_Your objective:_
Reproduce the material exactly, omitting nothing.

_Recorded data:_
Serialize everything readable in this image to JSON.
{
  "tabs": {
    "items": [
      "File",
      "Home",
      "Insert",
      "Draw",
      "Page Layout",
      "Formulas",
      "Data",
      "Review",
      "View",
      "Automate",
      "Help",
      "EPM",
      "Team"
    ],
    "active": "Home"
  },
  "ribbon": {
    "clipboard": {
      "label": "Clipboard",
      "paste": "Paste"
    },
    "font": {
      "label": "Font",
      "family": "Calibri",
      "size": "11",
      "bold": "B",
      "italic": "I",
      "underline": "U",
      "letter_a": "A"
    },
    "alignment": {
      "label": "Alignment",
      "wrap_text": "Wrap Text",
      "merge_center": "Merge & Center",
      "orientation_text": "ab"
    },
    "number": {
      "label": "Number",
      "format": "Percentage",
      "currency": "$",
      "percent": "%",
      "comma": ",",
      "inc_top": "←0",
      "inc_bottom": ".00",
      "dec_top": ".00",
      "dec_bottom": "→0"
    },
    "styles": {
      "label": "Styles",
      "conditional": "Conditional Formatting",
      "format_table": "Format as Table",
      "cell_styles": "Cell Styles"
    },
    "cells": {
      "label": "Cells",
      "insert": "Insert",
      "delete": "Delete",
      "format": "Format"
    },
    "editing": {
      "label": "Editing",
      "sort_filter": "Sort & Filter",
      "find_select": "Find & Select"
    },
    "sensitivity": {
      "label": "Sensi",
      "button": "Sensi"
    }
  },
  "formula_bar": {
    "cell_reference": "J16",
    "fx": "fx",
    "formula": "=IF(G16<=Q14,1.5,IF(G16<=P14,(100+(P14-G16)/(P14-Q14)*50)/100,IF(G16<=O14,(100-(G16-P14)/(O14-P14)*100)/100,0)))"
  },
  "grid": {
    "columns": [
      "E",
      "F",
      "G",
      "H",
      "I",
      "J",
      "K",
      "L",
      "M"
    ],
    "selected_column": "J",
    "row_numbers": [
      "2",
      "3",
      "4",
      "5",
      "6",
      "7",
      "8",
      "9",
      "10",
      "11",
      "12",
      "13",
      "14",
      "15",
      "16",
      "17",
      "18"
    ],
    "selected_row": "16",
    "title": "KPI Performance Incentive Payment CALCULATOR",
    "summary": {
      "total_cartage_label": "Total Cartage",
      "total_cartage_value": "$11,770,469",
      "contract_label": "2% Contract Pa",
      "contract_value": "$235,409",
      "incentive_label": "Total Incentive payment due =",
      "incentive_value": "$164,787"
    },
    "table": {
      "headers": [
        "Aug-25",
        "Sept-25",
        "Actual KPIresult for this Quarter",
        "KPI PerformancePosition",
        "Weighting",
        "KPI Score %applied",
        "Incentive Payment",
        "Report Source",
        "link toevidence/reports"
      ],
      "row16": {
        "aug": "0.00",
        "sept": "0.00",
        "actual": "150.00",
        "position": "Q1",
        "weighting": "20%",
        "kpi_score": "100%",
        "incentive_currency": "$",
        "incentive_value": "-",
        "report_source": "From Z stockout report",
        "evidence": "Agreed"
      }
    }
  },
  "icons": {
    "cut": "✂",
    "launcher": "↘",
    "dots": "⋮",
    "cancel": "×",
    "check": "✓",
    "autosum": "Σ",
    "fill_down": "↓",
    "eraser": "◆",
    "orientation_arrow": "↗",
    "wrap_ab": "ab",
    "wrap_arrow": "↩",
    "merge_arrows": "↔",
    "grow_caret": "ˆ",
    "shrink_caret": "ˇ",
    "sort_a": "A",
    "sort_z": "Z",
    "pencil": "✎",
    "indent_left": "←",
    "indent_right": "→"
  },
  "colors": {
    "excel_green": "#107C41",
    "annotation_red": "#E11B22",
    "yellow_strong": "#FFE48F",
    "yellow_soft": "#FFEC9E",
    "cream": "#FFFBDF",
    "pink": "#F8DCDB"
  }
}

_Reply to the exercise:_
Serialize everything readable in this image to JSON.
{
  "tabs": {
    "items": [
      "File",
      "Home",
      "Insert",
      "Draw",
      "Page Layout",
      "Formulas",
      "Data",
      "Review",
      "View",
      "Automate",
      "Help",
      "EPM",
      "Team"
    ],
    "active": "Home"
  },
  "ribbon": {
    "clipboard": {
      "label": "Clipboard",
      "paste": "Paste"
    },
    "font": {
      "label": "Font",
      "family": "Calibri",
      "size": "11",
      "bold": "B",
      "italic": "I",
      "underline": "U",
      "letter_a": "A"
    },
    "alignment": {
      "label": "Alignment",
      "wrap_text": "Wrap Text",
      "merge_center": "Merge & Center",
      "orientation_text": "ab"
    },
    "number": {
      "label": "Number",
      "format": "Percentage",
      "currency": "$",
      "percent": "%",
      "comma": ",",
      "inc_top": "←0",
      "inc_bottom": ".00",
      "dec_top": ".00",
      "dec_bottom": "→0"
    },
    "styles": {
      "label": "Styles",
      "conditional": "Conditional Formatting",
      "format_table": "Format as Table",
      "cell_styles": "Cell Styles"
    },
    "cells": {
      "label": "Cells",
      "insert": "Insert",
      "delete": "Delete",
      "format": "Format"
    },
    "editing": {
      "label": "Editing",
      "sort_filter": "Sort & Filter",
      "find_select": "Find & Select"
    },
    "sensitivity": {
      "label": "Sensi",
      "button": "Sensi"
    }
  },
  "formula_bar": {
    "cell_reference": "J16",
    "fx": "fx",
    "formula": "=IF(G16<=Q14,1.5,IF(G16<=P14,(100+(P14-G16)/(P14-Q14)*50)/100,IF(G16<=O14,(100-(G16-P14)/(O14-P14)*100)/100,0)))"
  },
  "grid": {
    "columns": [
      "E",
      "F",
      "G",
      "H",
      "I",
      "J",
      "K",
      "L",
      "M"
    ],
    "selected_column": "J",
    "row_numbers": [
      "2",
      "3",
      "4",
      "5",
      "6",
      "7",
      "8",
      "9",
      "10",
      "11",
      "12",
      "13",
      "14",
      "15",
      "16",
      "17",
      "18"
    ],
    "selected_row": "16",
    "title": "KPI Performance Incentive Payment CALCULATOR",
    "summary": {
      "total_cartage_label": "Total Cartage",
      "total_cartage_value": "$11,770,469",
      "contract_label": "2% Contract Pa",
      "contract_value": "$235,409",
      "incentive_label": "Total Incentive payment due =",
      "incentive_value": "$164,787"
    },
    "table": {
      "headers": [
        "Aug-25",
        "Sept-25",
        "Actual KPIresult for this Quarter",
        "KPI PerformancePosition",
        "Weighting",
        "KPI Score %applied",
        "Incentive Payment",
        "Report Source",
        "link toevidence/reports"
      ],
      "row16": {
        "aug": "0.00",
        "sept": "0.00",
        "actual": "150.00",
        "position": "Q1",
        "weighting": "20%",
        "kpi_score": "100%",
        "incentive_currency": "$",
        "incentive_value": "-",
        "report_source": "From Z stockout report",
        "evidence": "Agreed"
      }
    }
  },
  "icons": {
    "cut": "✂",
    "launcher": "↘",
    "dots": "⋮",
    "cancel": "×",
    "check": "✓",
    "autosum": "Σ",
    "fill_down": "↓",
    "eraser": "◆",
    "orientation_arrow": "↗",
    "wrap_ab": "ab",
    "wrap_arrow": "↩",
    "merge_arrows": "↔",
    "grow_caret": "ˆ",
    "shrink_caret": "ˇ",
    "sort_a": "A",
    "sort_z": "Z",
    "pencil": "✎",
    "indent_left": "←",
    "indent_right": "→"
  },
  "colors": {
    "excel_green": "#107C41",
    "annotation_red": "#E11B22",
    "yellow_strong": "#FFE48F",
    "yellow_soft": "#FFEC9E",
    "cream": "#FFFBDF",
    "pink": "#F8DCDB"
  }
}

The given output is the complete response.